↓
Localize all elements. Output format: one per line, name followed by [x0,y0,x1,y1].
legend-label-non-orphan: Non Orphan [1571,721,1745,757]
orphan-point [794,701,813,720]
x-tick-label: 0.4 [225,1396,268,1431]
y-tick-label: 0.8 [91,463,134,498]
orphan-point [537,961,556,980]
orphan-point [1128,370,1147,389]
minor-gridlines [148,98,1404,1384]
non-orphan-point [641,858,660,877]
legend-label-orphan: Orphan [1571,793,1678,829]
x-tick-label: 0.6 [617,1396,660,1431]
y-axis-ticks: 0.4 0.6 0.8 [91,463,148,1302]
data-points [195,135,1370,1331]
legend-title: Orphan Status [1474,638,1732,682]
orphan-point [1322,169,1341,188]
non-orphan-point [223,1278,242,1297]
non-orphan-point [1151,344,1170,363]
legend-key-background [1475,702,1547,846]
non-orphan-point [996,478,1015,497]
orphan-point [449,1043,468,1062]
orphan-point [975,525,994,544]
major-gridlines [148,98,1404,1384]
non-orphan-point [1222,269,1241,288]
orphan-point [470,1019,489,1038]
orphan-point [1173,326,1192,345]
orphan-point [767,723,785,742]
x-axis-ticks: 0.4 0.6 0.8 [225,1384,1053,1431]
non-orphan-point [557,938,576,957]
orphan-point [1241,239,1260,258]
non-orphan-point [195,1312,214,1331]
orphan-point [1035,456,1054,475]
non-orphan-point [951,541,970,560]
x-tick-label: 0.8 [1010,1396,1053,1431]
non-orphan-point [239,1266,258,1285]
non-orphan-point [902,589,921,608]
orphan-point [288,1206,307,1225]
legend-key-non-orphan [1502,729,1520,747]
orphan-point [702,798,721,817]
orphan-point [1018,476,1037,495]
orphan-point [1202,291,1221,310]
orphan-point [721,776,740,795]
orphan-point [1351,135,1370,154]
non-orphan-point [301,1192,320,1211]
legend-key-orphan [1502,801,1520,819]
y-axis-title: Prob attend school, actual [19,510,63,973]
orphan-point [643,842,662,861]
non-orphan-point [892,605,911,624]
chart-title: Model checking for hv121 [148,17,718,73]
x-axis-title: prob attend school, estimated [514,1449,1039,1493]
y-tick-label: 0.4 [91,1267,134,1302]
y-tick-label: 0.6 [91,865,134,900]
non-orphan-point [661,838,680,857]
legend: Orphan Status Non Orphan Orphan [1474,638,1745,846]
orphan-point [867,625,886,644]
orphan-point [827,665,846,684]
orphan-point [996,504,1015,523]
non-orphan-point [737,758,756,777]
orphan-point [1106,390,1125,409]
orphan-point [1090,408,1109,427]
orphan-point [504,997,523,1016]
↑
Copy out every line of the material above word for word, without changing anything.

Localize all elements. Output format: one per line, name followed by [x0,y0,x1,y1].
legend-label-non-orphan: Non Orphan [1571,721,1745,757]
orphan-point [794,701,813,720]
x-tick-label: 0.4 [225,1396,268,1431]
y-tick-label: 0.8 [91,463,134,498]
orphan-point [537,961,556,980]
orphan-point [1128,370,1147,389]
minor-gridlines [148,98,1404,1384]
non-orphan-point [641,858,660,877]
legend-label-orphan: Orphan [1571,793,1678,829]
x-tick-label: 0.6 [617,1396,660,1431]
y-axis-ticks: 0.4 0.6 0.8 [91,463,148,1302]
data-points [195,135,1370,1331]
legend-title: Orphan Status [1474,638,1732,682]
orphan-point [1322,169,1341,188]
non-orphan-point [223,1278,242,1297]
non-orphan-point [1151,344,1170,363]
legend-key-background [1475,702,1547,846]
non-orphan-point [996,478,1015,497]
orphan-point [449,1043,468,1062]
orphan-point [975,525,994,544]
major-gridlines [148,98,1404,1384]
non-orphan-point [1222,269,1241,288]
orphan-point [470,1019,489,1038]
orphan-point [1173,326,1192,345]
orphan-point [767,723,785,742]
x-axis-ticks: 0.4 0.6 0.8 [225,1384,1053,1431]
non-orphan-point [557,938,576,957]
orphan-point [1241,239,1260,258]
non-orphan-point [195,1312,214,1331]
orphan-point [1035,456,1054,475]
non-orphan-point [951,541,970,560]
x-tick-label: 0.8 [1010,1396,1053,1431]
non-orphan-point [239,1266,258,1285]
non-orphan-point [902,589,921,608]
orphan-point [288,1206,307,1225]
legend-key-non-orphan [1502,729,1520,747]
orphan-point [702,798,721,817]
orphan-point [1018,476,1037,495]
orphan-point [1202,291,1221,310]
orphan-point [721,776,740,795]
orphan-point [1351,135,1370,154]
non-orphan-point [301,1192,320,1211]
legend-key-orphan [1502,801,1520,819]
y-axis-title: Prob attend school, actual [19,510,63,973]
orphan-point [643,842,662,861]
non-orphan-point [892,605,911,624]
chart-title: Model checking for hv121 [148,17,718,73]
x-axis-title: prob attend school, estimated [514,1449,1039,1493]
y-tick-label: 0.4 [91,1267,134,1302]
y-tick-label: 0.6 [91,865,134,900]
non-orphan-point [661,838,680,857]
legend: Orphan Status Non Orphan Orphan [1474,638,1745,846]
orphan-point [867,625,886,644]
orphan-point [827,665,846,684]
orphan-point [996,504,1015,523]
non-orphan-point [737,758,756,777]
orphan-point [1106,390,1125,409]
orphan-point [1090,408,1109,427]
orphan-point [504,997,523,1016]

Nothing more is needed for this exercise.